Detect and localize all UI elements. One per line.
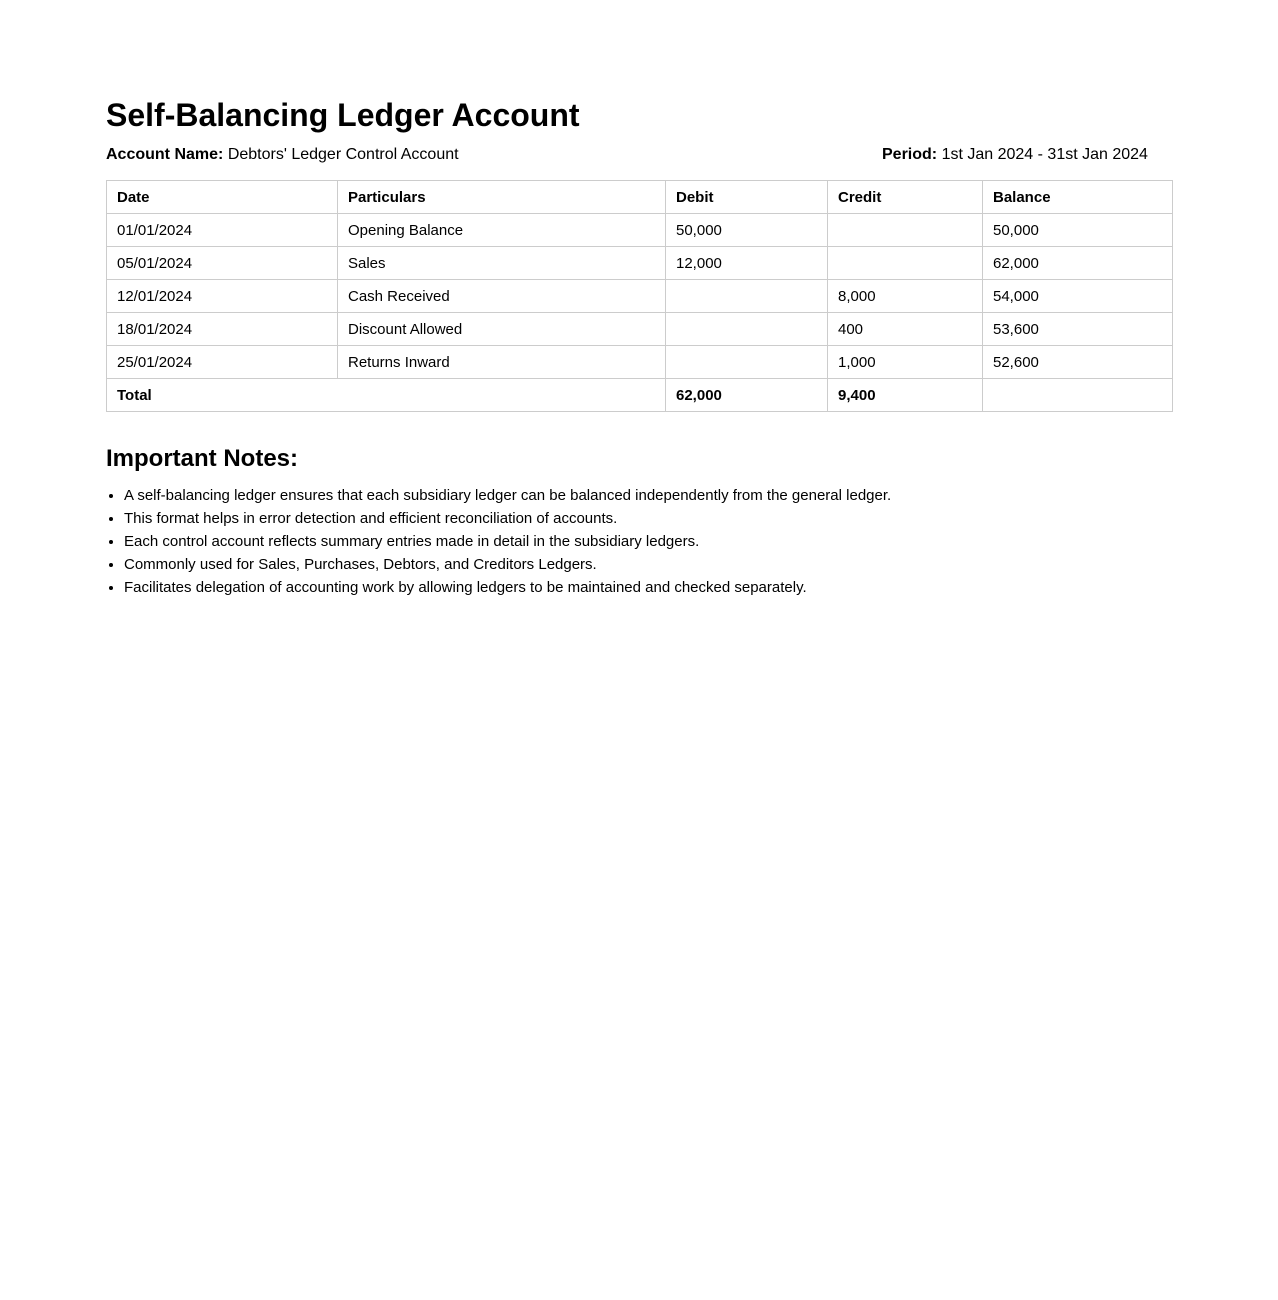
cell-date: 12/01/2024: [107, 280, 338, 313]
ledger-document: [106, 0, 1172, 599]
cell-credit: 8,000: [828, 280, 983, 313]
table-row: [107, 280, 1173, 313]
page-title: Self-Balancing Ledger Account: [106, 97, 580, 133]
period-value: 1st Jan 2024 - 31st Jan 2024: [941, 146, 1148, 163]
list-item: • Facilitates delegation of accounting work by allowing ledgers to be maintained and checked separately.: [124, 576, 1172, 599]
cell-credit: [828, 214, 983, 247]
cell-debit: [666, 313, 828, 346]
table-row: [107, 313, 1173, 346]
cell-balance: 50,000: [983, 214, 1173, 247]
header-debit: Debit: [666, 181, 828, 214]
header-particulars: Particulars: [338, 181, 666, 214]
list-item: • Commonly used for Sales, Purchases, Debtors, and Creditors Ledgers.: [124, 553, 1172, 576]
cell-debit: 50,000: [666, 214, 828, 247]
list-item: • A self-balancing ledger ensures that each subsidiary ledger can be balanced independently from the general ledger.: [124, 484, 1172, 507]
ledger-table: [106, 180, 1173, 412]
account-meta: [106, 144, 1172, 166]
cell-balance: 53,600: [983, 313, 1173, 346]
cell-debit: [666, 346, 828, 379]
cell-debit: 12,000: [666, 247, 828, 280]
cell-debit: [666, 280, 828, 313]
cell-particulars: Discount Allowed: [338, 313, 666, 346]
cell-date: 25/01/2024: [107, 346, 338, 379]
total-balance: [983, 379, 1173, 412]
total-row: [107, 379, 1173, 412]
cell-credit: [828, 247, 983, 280]
table-header-row: [107, 181, 1173, 214]
cell-particulars: Returns Inward: [338, 346, 666, 379]
header-credit: Credit: [828, 181, 983, 214]
total-label: Total: [107, 379, 666, 412]
cell-balance: 62,000: [983, 247, 1173, 280]
cell-particulars: Opening Balance: [338, 214, 666, 247]
cell-credit: 1,000: [828, 346, 983, 379]
total-credit: 9,400: [828, 379, 983, 412]
account-name-label: Account Name:: [106, 146, 224, 163]
cell-particulars: Sales: [338, 247, 666, 280]
cell-credit: 400: [828, 313, 983, 346]
period-label: Period:: [882, 146, 938, 163]
cell-particulars: Cash Received: [338, 280, 666, 313]
table-row: [107, 247, 1173, 280]
notes-heading: Important Notes:: [106, 445, 298, 472]
account-name-value: Debtors' Ledger Control Account: [227, 146, 459, 163]
cell-balance: 54,000: [983, 280, 1173, 313]
cell-date: 01/01/2024: [107, 214, 338, 247]
list-item: • This format helps in error detection and efficient reconciliation of accounts.: [124, 507, 1172, 530]
table-row: [107, 214, 1173, 247]
account-name: [106, 144, 459, 166]
cell-date: 05/01/2024: [107, 247, 338, 280]
cell-date: 18/01/2024: [107, 313, 338, 346]
header-balance: Balance: [983, 181, 1173, 214]
period: [882, 144, 1148, 166]
header-date: Date: [107, 181, 338, 214]
notes-list: [106, 484, 1172, 599]
table-row: [107, 346, 1173, 379]
total-debit: 62,000: [666, 379, 828, 412]
list-item: • Each control account reflects summary entries made in detail in the subsidiary ledgers.: [124, 530, 1172, 553]
cell-balance: 52,600: [983, 346, 1173, 379]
● ● ● ● ●
Problem to work on:
Return all of the lines above verbatim, omitting the picture.

Response to the task:
Detect and localize all UI elements. One per line.
cell-date: 12/01/2024: [107, 280, 338, 313]
ledger-document: [106, 0, 1172, 599]
cell-credit: 8,000: [828, 280, 983, 313]
table-row: [107, 280, 1173, 313]
page-title: Self-Balancing Ledger Account: [106, 97, 580, 133]
period-value: 1st Jan 2024 - 31st Jan 2024: [941, 146, 1148, 163]
list-item: • Facilitates delegation of accounting work by allowing ledgers to be maintained and checked separately.: [124, 576, 1172, 599]
cell-credit: [828, 214, 983, 247]
cell-debit: [666, 313, 828, 346]
table-row: [107, 313, 1173, 346]
cell-balance: 50,000: [983, 214, 1173, 247]
header-debit: Debit: [666, 181, 828, 214]
header-particulars: Particulars: [338, 181, 666, 214]
list-item: • Commonly used for Sales, Purchases, Debtors, and Creditors Ledgers.: [124, 553, 1172, 576]
cell-debit: 50,000: [666, 214, 828, 247]
list-item: • A self-balancing ledger ensures that each subsidiary ledger can be balanced independently from the general ledger.: [124, 484, 1172, 507]
ledger-table: [106, 180, 1173, 412]
account-meta: [106, 144, 1172, 166]
cell-balance: 53,600: [983, 313, 1173, 346]
cell-debit: [666, 346, 828, 379]
cell-debit: 12,000: [666, 247, 828, 280]
cell-debit: [666, 280, 828, 313]
cell-particulars: Discount Allowed: [338, 313, 666, 346]
cell-date: 25/01/2024: [107, 346, 338, 379]
total-balance: [983, 379, 1173, 412]
total-row: [107, 379, 1173, 412]
cell-credit: [828, 247, 983, 280]
table-header-row: [107, 181, 1173, 214]
cell-particulars: Returns Inward: [338, 346, 666, 379]
header-credit: Credit: [828, 181, 983, 214]
total-label: Total: [107, 379, 666, 412]
cell-balance: 62,000: [983, 247, 1173, 280]
cell-particulars: Opening Balance: [338, 214, 666, 247]
cell-credit: 1,000: [828, 346, 983, 379]
total-credit: 9,400: [828, 379, 983, 412]
account-name-label: Account Name:: [106, 146, 224, 163]
cell-particulars: Sales: [338, 247, 666, 280]
cell-credit: 400: [828, 313, 983, 346]
period-label: Period:: [882, 146, 938, 163]
cell-particulars: Cash Received: [338, 280, 666, 313]
table-row: [107, 247, 1173, 280]
notes-heading: Important Notes:: [106, 445, 298, 472]
account-name-value: Debtors' Ledger Control Account: [227, 146, 459, 163]
cell-balance: 54,000: [983, 280, 1173, 313]
cell-date: 01/01/2024: [107, 214, 338, 247]
list-item: • This format helps in error detection and efficient reconciliation of accounts.: [124, 507, 1172, 530]
table-row: [107, 214, 1173, 247]
account-name: [106, 144, 459, 166]
cell-date: 05/01/2024: [107, 247, 338, 280]
cell-date: 18/01/2024: [107, 313, 338, 346]
header-balance: Balance: [983, 181, 1173, 214]
period: [882, 144, 1148, 166]
header-date: Date: [107, 181, 338, 214]
notes-list: [106, 484, 1172, 599]
table-row: [107, 346, 1173, 379]
total-debit: 62,000: [666, 379, 828, 412]
list-item: • Each control account reflects summary entries made in detail in the subsidiary ledgers.: [124, 530, 1172, 553]
cell-balance: 52,600: [983, 346, 1173, 379]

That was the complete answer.